**** Dataset entries
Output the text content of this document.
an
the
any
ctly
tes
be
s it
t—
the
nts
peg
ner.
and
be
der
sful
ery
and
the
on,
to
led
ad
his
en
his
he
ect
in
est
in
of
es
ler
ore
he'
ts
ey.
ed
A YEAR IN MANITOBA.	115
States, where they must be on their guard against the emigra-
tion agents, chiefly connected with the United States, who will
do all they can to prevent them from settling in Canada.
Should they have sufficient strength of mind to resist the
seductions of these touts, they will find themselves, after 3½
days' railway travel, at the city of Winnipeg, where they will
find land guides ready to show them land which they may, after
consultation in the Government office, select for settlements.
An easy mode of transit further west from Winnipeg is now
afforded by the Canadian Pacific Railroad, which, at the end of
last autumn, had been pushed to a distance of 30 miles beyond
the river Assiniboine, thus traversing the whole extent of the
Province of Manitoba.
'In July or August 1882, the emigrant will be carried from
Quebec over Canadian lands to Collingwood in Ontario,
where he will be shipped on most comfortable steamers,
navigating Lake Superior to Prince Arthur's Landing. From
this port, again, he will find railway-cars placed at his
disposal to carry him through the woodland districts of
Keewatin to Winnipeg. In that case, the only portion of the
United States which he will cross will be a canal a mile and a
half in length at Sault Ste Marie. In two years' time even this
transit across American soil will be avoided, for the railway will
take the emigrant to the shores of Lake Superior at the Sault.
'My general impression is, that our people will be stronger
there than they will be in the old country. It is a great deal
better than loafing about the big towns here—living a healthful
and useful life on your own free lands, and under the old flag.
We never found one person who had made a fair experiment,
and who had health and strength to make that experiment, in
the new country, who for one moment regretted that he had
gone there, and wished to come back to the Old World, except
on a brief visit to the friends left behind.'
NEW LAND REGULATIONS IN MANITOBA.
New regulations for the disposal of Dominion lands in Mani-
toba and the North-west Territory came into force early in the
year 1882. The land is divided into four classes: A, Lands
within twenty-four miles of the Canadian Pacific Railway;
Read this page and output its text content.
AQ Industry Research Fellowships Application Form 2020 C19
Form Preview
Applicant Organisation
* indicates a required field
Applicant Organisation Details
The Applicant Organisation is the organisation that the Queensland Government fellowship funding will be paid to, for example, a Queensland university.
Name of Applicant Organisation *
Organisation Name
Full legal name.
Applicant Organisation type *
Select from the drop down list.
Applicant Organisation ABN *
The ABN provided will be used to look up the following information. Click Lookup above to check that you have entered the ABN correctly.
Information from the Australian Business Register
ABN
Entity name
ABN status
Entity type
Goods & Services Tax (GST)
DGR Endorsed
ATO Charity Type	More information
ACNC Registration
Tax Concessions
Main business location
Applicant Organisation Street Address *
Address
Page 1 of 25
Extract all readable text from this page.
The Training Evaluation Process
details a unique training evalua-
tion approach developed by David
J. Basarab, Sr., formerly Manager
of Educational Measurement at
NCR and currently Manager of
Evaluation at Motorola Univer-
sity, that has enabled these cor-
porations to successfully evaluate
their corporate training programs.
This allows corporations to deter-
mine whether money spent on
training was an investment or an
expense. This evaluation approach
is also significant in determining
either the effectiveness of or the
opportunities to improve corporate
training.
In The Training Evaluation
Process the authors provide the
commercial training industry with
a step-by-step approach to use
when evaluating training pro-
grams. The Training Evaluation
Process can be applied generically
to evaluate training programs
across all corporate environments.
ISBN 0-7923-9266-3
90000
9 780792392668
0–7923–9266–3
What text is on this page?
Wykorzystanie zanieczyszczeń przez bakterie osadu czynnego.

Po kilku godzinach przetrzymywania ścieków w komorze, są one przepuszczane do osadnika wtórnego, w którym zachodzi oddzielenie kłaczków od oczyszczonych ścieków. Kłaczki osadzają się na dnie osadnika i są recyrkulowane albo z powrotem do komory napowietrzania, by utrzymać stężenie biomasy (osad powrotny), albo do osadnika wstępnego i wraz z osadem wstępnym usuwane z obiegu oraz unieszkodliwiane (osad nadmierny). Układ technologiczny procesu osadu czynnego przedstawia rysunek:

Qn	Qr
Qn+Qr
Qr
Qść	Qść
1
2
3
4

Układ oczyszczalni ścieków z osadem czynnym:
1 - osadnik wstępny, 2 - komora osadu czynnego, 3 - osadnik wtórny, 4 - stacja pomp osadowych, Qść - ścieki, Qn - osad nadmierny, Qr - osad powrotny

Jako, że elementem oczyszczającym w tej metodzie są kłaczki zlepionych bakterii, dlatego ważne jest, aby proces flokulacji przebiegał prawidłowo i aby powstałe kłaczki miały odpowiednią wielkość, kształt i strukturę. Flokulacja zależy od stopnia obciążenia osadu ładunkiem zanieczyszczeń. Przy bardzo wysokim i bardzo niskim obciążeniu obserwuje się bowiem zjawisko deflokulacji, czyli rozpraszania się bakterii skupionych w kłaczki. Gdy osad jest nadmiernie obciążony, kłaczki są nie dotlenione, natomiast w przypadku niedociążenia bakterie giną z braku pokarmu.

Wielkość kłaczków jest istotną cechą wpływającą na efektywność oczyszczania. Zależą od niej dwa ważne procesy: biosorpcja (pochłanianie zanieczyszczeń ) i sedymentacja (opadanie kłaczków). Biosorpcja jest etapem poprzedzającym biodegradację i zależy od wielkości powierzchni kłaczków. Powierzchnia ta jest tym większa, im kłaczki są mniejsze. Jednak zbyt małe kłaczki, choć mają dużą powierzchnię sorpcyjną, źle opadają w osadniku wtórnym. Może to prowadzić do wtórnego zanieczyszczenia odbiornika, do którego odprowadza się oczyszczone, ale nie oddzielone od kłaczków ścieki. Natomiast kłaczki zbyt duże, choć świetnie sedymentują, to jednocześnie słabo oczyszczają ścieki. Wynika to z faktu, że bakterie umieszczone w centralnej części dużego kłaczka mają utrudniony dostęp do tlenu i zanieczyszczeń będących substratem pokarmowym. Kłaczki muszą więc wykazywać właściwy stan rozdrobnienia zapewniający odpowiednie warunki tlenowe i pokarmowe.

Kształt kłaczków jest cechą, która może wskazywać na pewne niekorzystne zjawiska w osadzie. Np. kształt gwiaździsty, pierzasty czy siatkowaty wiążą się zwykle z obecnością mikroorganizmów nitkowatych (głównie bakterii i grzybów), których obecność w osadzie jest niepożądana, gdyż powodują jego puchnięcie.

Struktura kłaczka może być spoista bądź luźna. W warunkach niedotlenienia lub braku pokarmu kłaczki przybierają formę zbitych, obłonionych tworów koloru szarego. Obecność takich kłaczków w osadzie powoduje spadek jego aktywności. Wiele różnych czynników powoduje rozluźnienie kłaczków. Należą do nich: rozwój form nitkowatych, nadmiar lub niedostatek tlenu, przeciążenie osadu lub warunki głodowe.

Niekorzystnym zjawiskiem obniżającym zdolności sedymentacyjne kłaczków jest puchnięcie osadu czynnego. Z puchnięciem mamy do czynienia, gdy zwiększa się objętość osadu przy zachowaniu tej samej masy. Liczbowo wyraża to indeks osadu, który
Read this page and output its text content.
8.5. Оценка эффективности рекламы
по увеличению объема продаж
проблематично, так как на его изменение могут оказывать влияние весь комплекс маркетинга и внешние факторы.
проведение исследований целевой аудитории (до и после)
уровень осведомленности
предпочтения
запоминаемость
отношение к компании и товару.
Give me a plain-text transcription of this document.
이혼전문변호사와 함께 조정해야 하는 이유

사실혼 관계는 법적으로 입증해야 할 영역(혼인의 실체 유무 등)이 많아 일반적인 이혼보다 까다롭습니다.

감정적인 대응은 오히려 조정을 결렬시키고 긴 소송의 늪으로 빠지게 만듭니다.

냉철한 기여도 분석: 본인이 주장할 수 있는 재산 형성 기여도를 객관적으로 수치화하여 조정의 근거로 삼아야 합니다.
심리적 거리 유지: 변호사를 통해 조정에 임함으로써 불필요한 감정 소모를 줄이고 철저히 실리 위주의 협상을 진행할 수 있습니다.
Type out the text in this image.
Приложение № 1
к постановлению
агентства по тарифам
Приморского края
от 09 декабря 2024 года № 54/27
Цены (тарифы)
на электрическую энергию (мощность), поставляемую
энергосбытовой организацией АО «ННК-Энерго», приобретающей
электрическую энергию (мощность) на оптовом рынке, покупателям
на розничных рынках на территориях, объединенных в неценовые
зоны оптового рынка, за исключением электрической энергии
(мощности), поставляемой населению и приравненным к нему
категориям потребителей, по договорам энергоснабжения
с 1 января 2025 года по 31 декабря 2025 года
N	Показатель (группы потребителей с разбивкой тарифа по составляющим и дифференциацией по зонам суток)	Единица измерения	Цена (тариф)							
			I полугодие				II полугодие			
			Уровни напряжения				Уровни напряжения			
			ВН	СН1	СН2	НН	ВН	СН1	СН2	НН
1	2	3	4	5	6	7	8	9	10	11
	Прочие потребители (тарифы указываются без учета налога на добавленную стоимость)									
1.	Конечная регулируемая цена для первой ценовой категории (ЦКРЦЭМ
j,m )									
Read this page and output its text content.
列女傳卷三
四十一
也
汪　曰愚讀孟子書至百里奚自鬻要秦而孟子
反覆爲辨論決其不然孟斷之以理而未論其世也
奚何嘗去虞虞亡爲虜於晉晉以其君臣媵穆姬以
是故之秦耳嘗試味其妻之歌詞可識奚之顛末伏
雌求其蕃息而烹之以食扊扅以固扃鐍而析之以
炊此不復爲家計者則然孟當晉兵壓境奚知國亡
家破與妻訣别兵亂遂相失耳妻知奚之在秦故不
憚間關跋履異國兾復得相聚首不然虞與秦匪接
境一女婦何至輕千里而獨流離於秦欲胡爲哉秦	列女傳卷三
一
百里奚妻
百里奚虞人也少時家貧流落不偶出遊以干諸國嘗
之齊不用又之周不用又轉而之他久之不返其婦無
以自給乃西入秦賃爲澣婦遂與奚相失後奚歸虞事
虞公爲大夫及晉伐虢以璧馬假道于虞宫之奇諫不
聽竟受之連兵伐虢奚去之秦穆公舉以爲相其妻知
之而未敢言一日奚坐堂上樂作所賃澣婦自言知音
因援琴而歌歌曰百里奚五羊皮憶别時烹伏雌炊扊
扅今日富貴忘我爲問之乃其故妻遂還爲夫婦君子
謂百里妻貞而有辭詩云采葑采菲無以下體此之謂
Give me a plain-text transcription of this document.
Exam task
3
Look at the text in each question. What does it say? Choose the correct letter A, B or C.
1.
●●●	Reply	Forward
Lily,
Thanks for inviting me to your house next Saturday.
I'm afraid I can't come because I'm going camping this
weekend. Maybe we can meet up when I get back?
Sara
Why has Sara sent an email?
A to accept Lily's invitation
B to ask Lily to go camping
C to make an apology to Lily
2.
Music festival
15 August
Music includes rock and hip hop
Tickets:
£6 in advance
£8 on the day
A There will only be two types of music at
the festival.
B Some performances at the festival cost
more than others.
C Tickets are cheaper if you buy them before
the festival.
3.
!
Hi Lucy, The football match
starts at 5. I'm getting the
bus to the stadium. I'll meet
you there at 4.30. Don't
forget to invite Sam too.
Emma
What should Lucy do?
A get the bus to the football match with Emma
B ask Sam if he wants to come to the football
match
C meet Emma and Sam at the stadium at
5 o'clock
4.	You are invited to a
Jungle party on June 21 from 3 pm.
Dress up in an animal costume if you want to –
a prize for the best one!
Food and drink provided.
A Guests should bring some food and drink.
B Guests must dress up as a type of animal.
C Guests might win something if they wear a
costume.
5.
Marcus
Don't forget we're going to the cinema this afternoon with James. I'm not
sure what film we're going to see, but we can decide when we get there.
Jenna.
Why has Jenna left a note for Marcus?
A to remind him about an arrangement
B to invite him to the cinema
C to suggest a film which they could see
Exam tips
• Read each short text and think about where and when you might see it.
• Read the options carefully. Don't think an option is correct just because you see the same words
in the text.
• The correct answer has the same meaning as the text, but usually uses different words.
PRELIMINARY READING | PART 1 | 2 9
********
§ Work required:
List every line above that holds the word "film".

§ Solution to the exercise:
sure what film we're going to see, but we can decide when we get there.
C to suggest a film which they could see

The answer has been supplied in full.